Copy the lines holding the word "Read", all of them.

Data provided:

— Start —

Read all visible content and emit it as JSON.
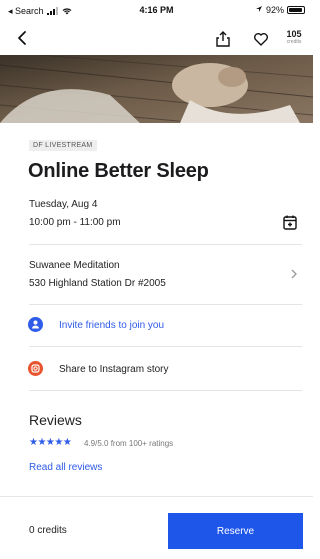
{
  "status_bar": {
    "carrier": "◂ Search",
    "time": "4:16 PM",
    "battery_text": "92%",
    "battery_level": 0.92
  },
  "nav": {
    "credits_value": "105",
    "credits_label": "credits"
  },
  "event": {
    "tag": "DF LIVESTREAM",
    "title": "Online Better Sleep",
    "date": "Tuesday, Aug 4",
    "time_range": "10:00 pm - 11:00 pm"
  },
  "location": {
    "name": "Suwanee Meditation",
    "address": "530 Highland Station Dr #2005"
  },
  "actions": {
    "invite_label": "Invite friends to join you",
    "instagram_label": "Share to Instagram story"
  },
  "reviews": {
    "heading": "Reviews",
    "stars": "★★★★★",
    "rating_text": "4.9/5.0 from 100+ ratings",
    "read_all": "Read all reviews"
  },
  "footer": {
    "credits_text": "0 credits",
    "reserve_label": "Reserve"
  },
  "colors": {
    "accent": "#1f56ea",
    "link": "#2e5be8",
    "instagram": "#e8542e"
  },
  "icons": [
    "back-chevron-icon",
    "share-icon",
    "heart-icon",
    "calendar-add-icon",
    "chevron-right-icon",
    "invite-friends-icon",
    "instagram-icon",
    "star-icon"
  ]
}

— End —

Solution:
Read all visible content and emit it as JSON.
    "read_all": "Read all reviews"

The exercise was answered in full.